**What this task involves:** Go through the entries and transcribe each one exactly, dropping the pictures.

— begin —

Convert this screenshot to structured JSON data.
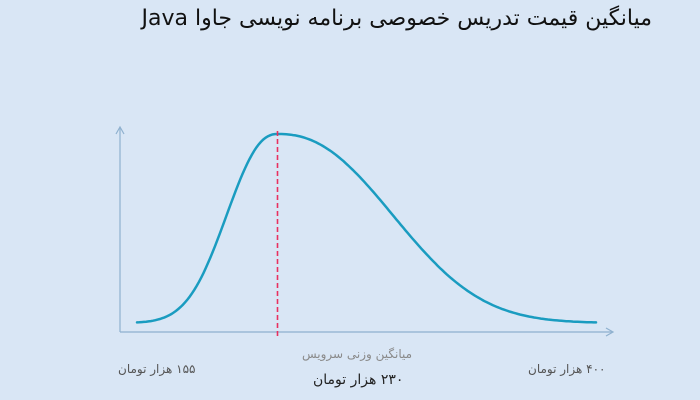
{
  "title": "میانگین قیمت تدریس خصوصی برنامه نویسی جاوا Java",
  "colors": {
    "background": "#d9e6f5",
    "curve": "#1a9cc0",
    "mean_line": "#e8305f",
    "axis": "#8fb1cf"
  },
  "chart_data": {
    "type": "line",
    "title": "میانگین قیمت تدریس خصوصی برنامه نویسی جاوا Java",
    "xlabel": "",
    "ylabel": "",
    "grid": false,
    "x_min_label": "۱۵۵ هزار تومان",
    "x_max_label": "۴۰۰ هزار تومان",
    "mean_caption": "میانگین وزنی سرویس",
    "mean_label": "۲۳۰ هزار تومان",
    "x_min": 155,
    "x_max": 400,
    "mean": 230,
    "x_unit": "هزار تومان"
  }
}
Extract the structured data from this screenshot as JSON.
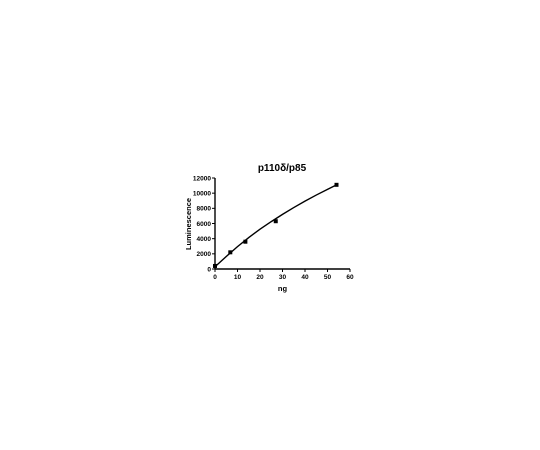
{
  "chart_data": {
    "type": "scatter",
    "title": "p110δ/p85",
    "xlabel": "ng",
    "ylabel": "Luminescence",
    "xlim": [
      0,
      60
    ],
    "ylim": [
      0,
      12000
    ],
    "x_ticks": [
      0,
      10,
      20,
      30,
      40,
      50,
      60
    ],
    "y_ticks": [
      0,
      2000,
      4000,
      6000,
      8000,
      10000,
      12000
    ],
    "grid": false,
    "legend": "none",
    "points": [
      {
        "x": 0,
        "y": 400
      },
      {
        "x": 6.8,
        "y": 2200
      },
      {
        "x": 13.5,
        "y": 3600
      },
      {
        "x": 27,
        "y": 6300
      },
      {
        "x": 54,
        "y": 11100
      }
    ],
    "fit_curve": {
      "type": "curve",
      "x": [
        0,
        5,
        10,
        15,
        20,
        25,
        30,
        35,
        40,
        45,
        50,
        54
      ],
      "y": [
        300,
        1650,
        2950,
        4150,
        5250,
        6250,
        7200,
        8100,
        8950,
        9750,
        10500,
        11100
      ]
    }
  }
}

— end —

**Exercise output:**
Convert this screenshot to structured JSON data.
{
  "title": "میانگین قیمت تدریس خصوصی برنامه نویسی جاوا Java",
  "colors": {
    "background": "#d9e6f5",
    "curve": "#1a9cc0",
    "mean_line": "#e8305f",
    "axis": "#8fb1cf"
  },
  "chart_data": {
    "type": "line",
    "title": "میانگین قیمت تدریس خصوصی برنامه نویسی جاوا Java",
    "xlabel": "",
    "ylabel": "",
    "grid": false,
    "x_min_label": "۱۵۵ هزار تومان",
    "x_max_label": "۴۰۰ هزار تومان",
    "mean_caption": "میانگین وزنی سرویس",
    "mean_label": "۲۳۰ هزار تومان",
    "x_min": 155,
    "x_max": 400,
    "mean": 230,
    "x_unit": "هزار تومان"
  }
}
Extract the structured data from this screenshot as JSON.
{
  "chart_data": {
    "type": "scatter",
    "title": "p110δ/p85",
    "xlabel": "ng",
    "ylabel": "Luminescence",
    "xlim": [
      0,
      60
    ],
    "ylim": [
      0,
      12000
    ],
    "x_ticks": [
      0,
      10,
      20,
      30,
      40,
      50,
      60
    ],
    "y_ticks": [
      0,
      2000,
      4000,
      6000,
      8000,
      10000,
      12000
    ],
    "grid": false,
    "legend": "none",
    "points": [
      {
        "x": 0,
        "y": 400
      },
      {
        "x": 6.8,
        "y": 2200
      },
      {
        "x": 13.5,
        "y": 3600
      },
      {
        "x": 27,
        "y": 6300
      },
      {
        "x": 54,
        "y": 11100
      }
    ],
    "fit_curve": {
      "type": "curve",
      "x": [
        0,
        5,
        10,
        15,
        20,
        25,
        30,
        35,
        40,
        45,
        50,
        54
      ],
      "y": [
        300,
        1650,
        2950,
        4150,
        5250,
        6250,
        7200,
        8100,
        8950,
        9750,
        10500,
        11100
      ]
    }
  }
}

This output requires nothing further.